* **Figure content listings**
## start
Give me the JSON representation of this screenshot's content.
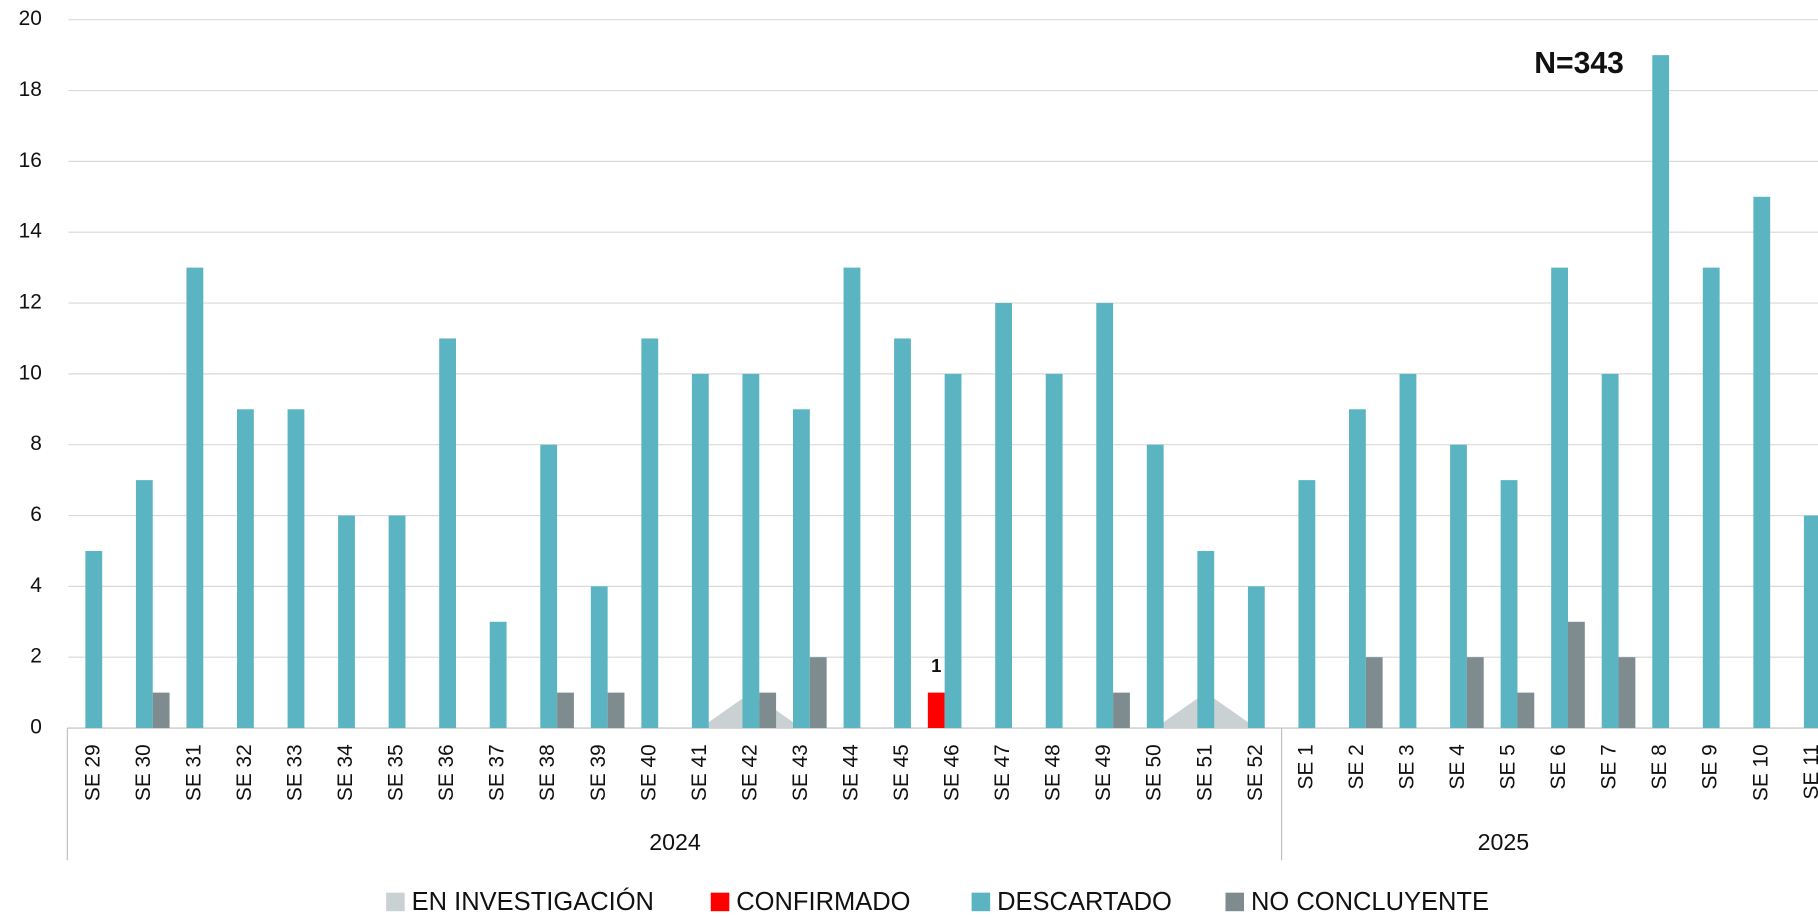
{
  "chart_data": {
    "type": "bar",
    "annotation": "N=343",
    "categories": [
      "SE 29",
      "SE 30",
      "SE 31",
      "SE 32",
      "SE 33",
      "SE 34",
      "SE 35",
      "SE 36",
      "SE 37",
      "SE 38",
      "SE 39",
      "SE 40",
      "SE 41",
      "SE 42",
      "SE 43",
      "SE 44",
      "SE 45",
      "SE 46",
      "SE 47",
      "SE 48",
      "SE 49",
      "SE 50",
      "SE 51",
      "SE 52",
      "SE 1",
      "SE 2",
      "SE 3",
      "SE 4",
      "SE 5",
      "SE 6",
      "SE 7",
      "SE 8",
      "SE 9",
      "SE 10",
      "SE 11"
    ],
    "groups": [
      {
        "name": "2024",
        "count": 24
      },
      {
        "name": "2025",
        "count": 11
      }
    ],
    "series": [
      {
        "name": "EN INVESTIGACIÓN",
        "color": "#c9d1d3",
        "type": "area",
        "values": [
          0,
          0,
          0,
          0,
          0,
          0,
          0,
          0,
          0,
          0,
          0,
          0,
          0,
          1,
          0,
          0,
          0,
          0,
          0,
          0,
          0,
          0,
          1,
          0,
          0,
          0,
          0,
          0,
          0,
          0,
          0,
          0,
          0,
          0,
          0
        ]
      },
      {
        "name": "CONFIRMADO",
        "color": "#ff0000",
        "data_labels": true,
        "values": [
          null,
          null,
          null,
          null,
          null,
          null,
          null,
          null,
          null,
          null,
          null,
          null,
          null,
          null,
          null,
          null,
          null,
          1,
          null,
          null,
          null,
          null,
          null,
          null,
          null,
          null,
          null,
          null,
          null,
          null,
          null,
          null,
          null,
          null,
          null
        ]
      },
      {
        "name": "DESCARTADO",
        "color": "#5ab4c1",
        "values": [
          5,
          7,
          13,
          9,
          9,
          6,
          6,
          11,
          3,
          8,
          4,
          11,
          10,
          10,
          9,
          13,
          11,
          10,
          12,
          10,
          12,
          8,
          5,
          4,
          7,
          9,
          10,
          8,
          7,
          13,
          10,
          19,
          13,
          15,
          6
        ]
      },
      {
        "name": "NO CONCLUYENTE",
        "color": "#7f8c8f",
        "values": [
          null,
          1,
          null,
          null,
          null,
          null,
          null,
          null,
          null,
          1,
          1,
          null,
          null,
          1,
          2,
          null,
          null,
          null,
          null,
          null,
          1,
          null,
          null,
          null,
          null,
          2,
          null,
          2,
          1,
          3,
          2,
          null,
          null,
          null,
          null
        ]
      }
    ],
    "ylim": [
      0,
      20
    ],
    "yticks": [
      0,
      2,
      4,
      6,
      8,
      10,
      12,
      14,
      16,
      18,
      20
    ],
    "grid": true
  }
}
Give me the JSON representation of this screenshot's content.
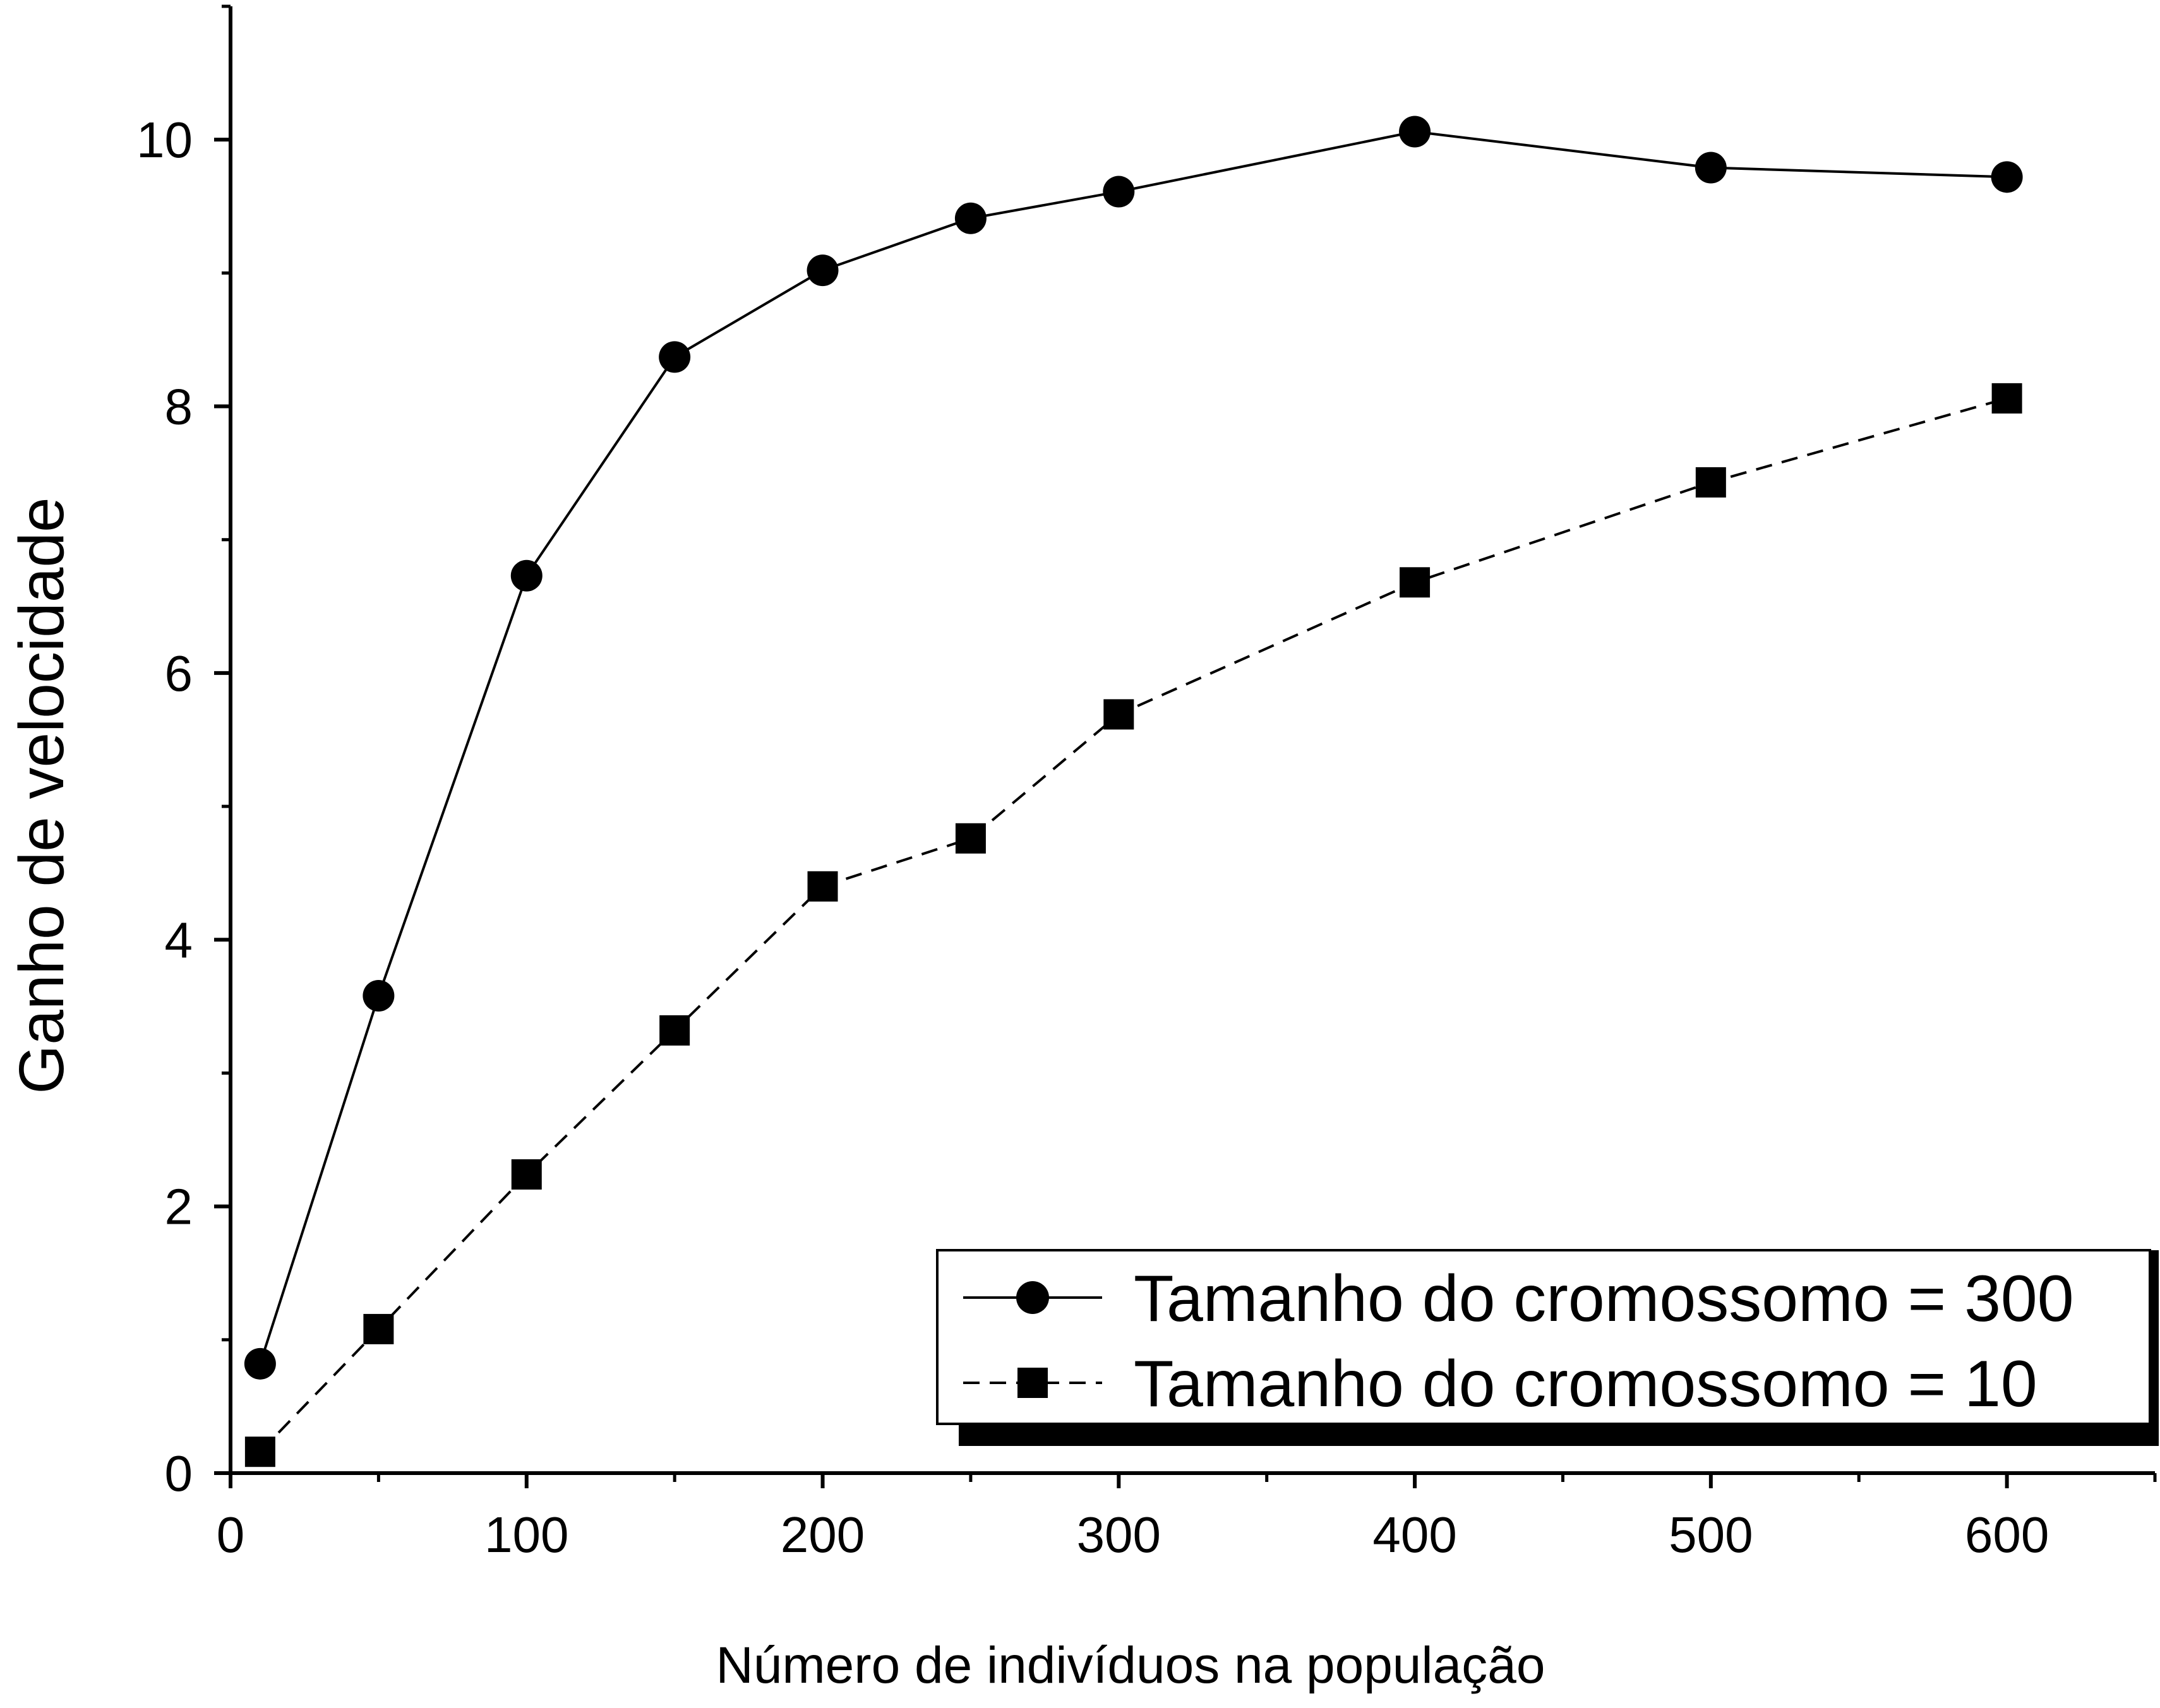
{
  "chart_data": {
    "type": "line",
    "title": "",
    "xlabel": "Número de indivíduos na população",
    "ylabel": "Ganho de velocidade",
    "xlim": [
      0,
      650
    ],
    "ylim": [
      0,
      11
    ],
    "x_ticks": [
      0,
      100,
      200,
      300,
      400,
      500,
      600
    ],
    "y_ticks": [
      0,
      2,
      4,
      6,
      8,
      10
    ],
    "x_tick_labels": [
      "0",
      "100",
      "200",
      "300",
      "400",
      "500",
      "600"
    ],
    "y_tick_labels": [
      "0",
      "2",
      "4",
      "6",
      "8",
      "10"
    ],
    "grid": false,
    "legend_position": "bottom-right",
    "series": [
      {
        "name": "Tamanho do cromossomo = 300",
        "marker": "circle",
        "line_style": "solid",
        "color": "#000000",
        "x": [
          10,
          50,
          100,
          150,
          200,
          250,
          300,
          400,
          500,
          600
        ],
        "y": [
          0.82,
          3.58,
          6.73,
          8.37,
          9.02,
          9.41,
          9.61,
          10.06,
          9.79,
          9.72
        ]
      },
      {
        "name": "Tamanho do cromossomo = 10",
        "marker": "square",
        "line_style": "dashed",
        "color": "#000000",
        "x": [
          10,
          50,
          100,
          150,
          200,
          250,
          300,
          400,
          500,
          600
        ],
        "y": [
          0.16,
          1.08,
          2.24,
          3.32,
          4.4,
          4.76,
          5.69,
          6.68,
          7.43,
          8.06
        ]
      }
    ]
  }
}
## end
* **The task**
Transcribe every record above exactly as written, leaving out any pictures.

* **Completed exercise**
Give me the JSON representation of this screenshot's content.
{
  "chart_data": {
    "type": "bar",
    "annotation": "N=343",
    "categories": [
      "SE 29",
      "SE 30",
      "SE 31",
      "SE 32",
      "SE 33",
      "SE 34",
      "SE 35",
      "SE 36",
      "SE 37",
      "SE 38",
      "SE 39",
      "SE 40",
      "SE 41",
      "SE 42",
      "SE 43",
      "SE 44",
      "SE 45",
      "SE 46",
      "SE 47",
      "SE 48",
      "SE 49",
      "SE 50",
      "SE 51",
      "SE 52",
      "SE 1",
      "SE 2",
      "SE 3",
      "SE 4",
      "SE 5",
      "SE 6",
      "SE 7",
      "SE 8",
      "SE 9",
      "SE 10",
      "SE 11"
    ],
    "groups": [
      {
        "name": "2024",
        "count": 24
      },
      {
        "name": "2025",
        "count": 11
      }
    ],
    "series": [
      {
        "name": "EN INVESTIGACIÓN",
        "color": "#c9d1d3",
        "type": "area",
        "values": [
          0,
          0,
          0,
          0,
          0,
          0,
          0,
          0,
          0,
          0,
          0,
          0,
          0,
          1,
          0,
          0,
          0,
          0,
          0,
          0,
          0,
          0,
          1,
          0,
          0,
          0,
          0,
          0,
          0,
          0,
          0,
          0,
          0,
          0,
          0
        ]
      },
      {
        "name": "CONFIRMADO",
        "color": "#ff0000",
        "data_labels": true,
        "values": [
          null,
          null,
          null,
          null,
          null,
          null,
          null,
          null,
          null,
          null,
          null,
          null,
          null,
          null,
          null,
          null,
          null,
          1,
          null,
          null,
          null,
          null,
          null,
          null,
          null,
          null,
          null,
          null,
          null,
          null,
          null,
          null,
          null,
          null,
          null
        ]
      },
      {
        "name": "DESCARTADO",
        "color": "#5ab4c1",
        "values": [
          5,
          7,
          13,
          9,
          9,
          6,
          6,
          11,
          3,
          8,
          4,
          11,
          10,
          10,
          9,
          13,
          11,
          10,
          12,
          10,
          12,
          8,
          5,
          4,
          7,
          9,
          10,
          8,
          7,
          13,
          10,
          19,
          13,
          15,
          6
        ]
      },
      {
        "name": "NO CONCLUYENTE",
        "color": "#7f8c8f",
        "values": [
          null,
          1,
          null,
          null,
          null,
          null,
          null,
          null,
          null,
          1,
          1,
          null,
          null,
          1,
          2,
          null,
          null,
          null,
          null,
          null,
          1,
          null,
          null,
          null,
          null,
          2,
          null,
          2,
          1,
          3,
          2,
          null,
          null,
          null,
          null
        ]
      }
    ],
    "ylim": [
      0,
      20
    ],
    "yticks": [
      0,
      2,
      4,
      6,
      8,
      10,
      12,
      14,
      16,
      18,
      20
    ],
    "grid": true
  }
}
Give me the JSON representation of this screenshot's content.
{
  "chart_data": {
    "type": "line",
    "title": "",
    "xlabel": "Número de indivíduos na população",
    "ylabel": "Ganho de velocidade",
    "xlim": [
      0,
      650
    ],
    "ylim": [
      0,
      11
    ],
    "x_ticks": [
      0,
      100,
      200,
      300,
      400,
      500,
      600
    ],
    "y_ticks": [
      0,
      2,
      4,
      6,
      8,
      10
    ],
    "x_tick_labels": [
      "0",
      "100",
      "200",
      "300",
      "400",
      "500",
      "600"
    ],
    "y_tick_labels": [
      "0",
      "2",
      "4",
      "6",
      "8",
      "10"
    ],
    "grid": false,
    "legend_position": "bottom-right",
    "series": [
      {
        "name": "Tamanho do cromossomo = 300",
        "marker": "circle",
        "line_style": "solid",
        "color": "#000000",
        "x": [
          10,
          50,
          100,
          150,
          200,
          250,
          300,
          400,
          500,
          600
        ],
        "y": [
          0.82,
          3.58,
          6.73,
          8.37,
          9.02,
          9.41,
          9.61,
          10.06,
          9.79,
          9.72
        ]
      },
      {
        "name": "Tamanho do cromossomo = 10",
        "marker": "square",
        "line_style": "dashed",
        "color": "#000000",
        "x": [
          10,
          50,
          100,
          150,
          200,
          250,
          300,
          400,
          500,
          600
        ],
        "y": [
          0.16,
          1.08,
          2.24,
          3.32,
          4.4,
          4.76,
          5.69,
          6.68,
          7.43,
          8.06
        ]
      }
    ]
  }
}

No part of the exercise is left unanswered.